Copy each line exactly. Drop every picture.

> Provided information:
** begin **
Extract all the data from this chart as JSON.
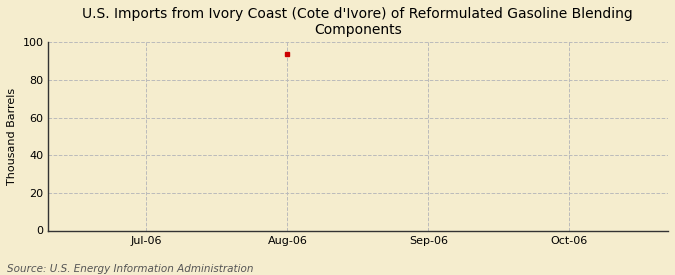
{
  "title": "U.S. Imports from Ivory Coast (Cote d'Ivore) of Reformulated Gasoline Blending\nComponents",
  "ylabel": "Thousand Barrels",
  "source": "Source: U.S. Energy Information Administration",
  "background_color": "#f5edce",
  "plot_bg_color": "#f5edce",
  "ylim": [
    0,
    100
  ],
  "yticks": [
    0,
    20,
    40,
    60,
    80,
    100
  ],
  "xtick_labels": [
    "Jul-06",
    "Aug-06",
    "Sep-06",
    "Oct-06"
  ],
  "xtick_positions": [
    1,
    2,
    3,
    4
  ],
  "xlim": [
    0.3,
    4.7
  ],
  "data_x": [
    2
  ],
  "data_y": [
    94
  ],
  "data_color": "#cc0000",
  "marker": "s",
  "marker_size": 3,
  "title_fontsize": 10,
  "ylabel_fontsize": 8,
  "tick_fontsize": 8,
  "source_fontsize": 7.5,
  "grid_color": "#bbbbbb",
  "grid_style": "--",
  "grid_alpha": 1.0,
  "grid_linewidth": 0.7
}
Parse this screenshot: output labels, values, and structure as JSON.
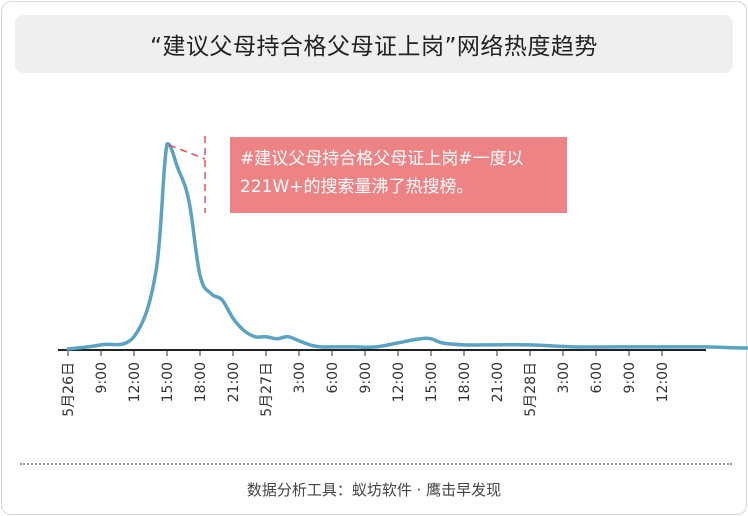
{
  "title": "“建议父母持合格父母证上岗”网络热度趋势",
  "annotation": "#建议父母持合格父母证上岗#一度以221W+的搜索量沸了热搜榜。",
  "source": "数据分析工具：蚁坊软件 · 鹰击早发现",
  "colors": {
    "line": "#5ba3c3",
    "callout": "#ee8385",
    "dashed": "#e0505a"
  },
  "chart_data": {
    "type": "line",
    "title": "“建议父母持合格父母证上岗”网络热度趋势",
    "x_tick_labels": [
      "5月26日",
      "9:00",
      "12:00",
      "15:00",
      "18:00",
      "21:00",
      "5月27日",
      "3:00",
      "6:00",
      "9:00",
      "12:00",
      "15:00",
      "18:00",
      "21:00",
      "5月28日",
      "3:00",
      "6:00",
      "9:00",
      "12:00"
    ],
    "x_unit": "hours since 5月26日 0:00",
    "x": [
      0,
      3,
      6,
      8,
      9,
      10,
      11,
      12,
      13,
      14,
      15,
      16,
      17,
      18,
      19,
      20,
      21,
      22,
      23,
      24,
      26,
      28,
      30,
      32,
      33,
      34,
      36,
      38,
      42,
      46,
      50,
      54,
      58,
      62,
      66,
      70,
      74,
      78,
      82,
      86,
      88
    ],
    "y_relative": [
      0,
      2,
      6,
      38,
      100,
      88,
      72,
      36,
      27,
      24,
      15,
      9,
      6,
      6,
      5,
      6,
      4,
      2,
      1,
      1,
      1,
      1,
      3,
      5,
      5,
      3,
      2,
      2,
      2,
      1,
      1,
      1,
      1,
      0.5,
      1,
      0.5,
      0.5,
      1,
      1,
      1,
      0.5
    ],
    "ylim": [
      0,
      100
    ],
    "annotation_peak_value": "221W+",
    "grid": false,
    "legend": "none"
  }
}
** end **
> Output for this exercise:
Extract all the data from this chart as JSON.
{
  "title": "U.S. Imports from Ivory Coast (Cote d'Ivore) of Reformulated Gasoline Blending\nComponents",
  "ylabel": "Thousand Barrels",
  "source": "Source: U.S. Energy Information Administration",
  "background_color": "#f5edce",
  "plot_bg_color": "#f5edce",
  "ylim": [
    0,
    100
  ],
  "yticks": [
    0,
    20,
    40,
    60,
    80,
    100
  ],
  "xtick_labels": [
    "Jul-06",
    "Aug-06",
    "Sep-06",
    "Oct-06"
  ],
  "xtick_positions": [
    1,
    2,
    3,
    4
  ],
  "xlim": [
    0.3,
    4.7
  ],
  "data_x": [
    2
  ],
  "data_y": [
    94
  ],
  "data_color": "#cc0000",
  "marker": "s",
  "marker_size": 3,
  "title_fontsize": 10,
  "ylabel_fontsize": 8,
  "tick_fontsize": 8,
  "source_fontsize": 7.5,
  "grid_color": "#bbbbbb",
  "grid_style": "--",
  "grid_alpha": 1.0,
  "grid_linewidth": 0.7
}
Parse this screenshot: output labels, values, and structure as JSON.
{
  "title": "“建议父母持合格父母证上岗”网络热度趋势",
  "annotation": "#建议父母持合格父母证上岗#一度以221W+的搜索量沸了热搜榜。",
  "source": "数据分析工具：蚁坊软件 · 鹰击早发现",
  "colors": {
    "line": "#5ba3c3",
    "callout": "#ee8385",
    "dashed": "#e0505a"
  },
  "chart_data": {
    "type": "line",
    "title": "“建议父母持合格父母证上岗”网络热度趋势",
    "x_tick_labels": [
      "5月26日",
      "9:00",
      "12:00",
      "15:00",
      "18:00",
      "21:00",
      "5月27日",
      "3:00",
      "6:00",
      "9:00",
      "12:00",
      "15:00",
      "18:00",
      "21:00",
      "5月28日",
      "3:00",
      "6:00",
      "9:00",
      "12:00"
    ],
    "x_unit": "hours since 5月26日 0:00",
    "x": [
      0,
      3,
      6,
      8,
      9,
      10,
      11,
      12,
      13,
      14,
      15,
      16,
      17,
      18,
      19,
      20,
      21,
      22,
      23,
      24,
      26,
      28,
      30,
      32,
      33,
      34,
      36,
      38,
      42,
      46,
      50,
      54,
      58,
      62,
      66,
      70,
      74,
      78,
      82,
      86,
      88
    ],
    "y_relative": [
      0,
      2,
      6,
      38,
      100,
      88,
      72,
      36,
      27,
      24,
      15,
      9,
      6,
      6,
      5,
      6,
      4,
      2,
      1,
      1,
      1,
      1,
      3,
      5,
      5,
      3,
      2,
      2,
      2,
      1,
      1,
      1,
      1,
      0.5,
      1,
      0.5,
      0.5,
      1,
      1,
      1,
      0.5
    ],
    "ylim": [
      0,
      100
    ],
    "annotation_peak_value": "221W+",
    "grid": false,
    "legend": "none"
  }
}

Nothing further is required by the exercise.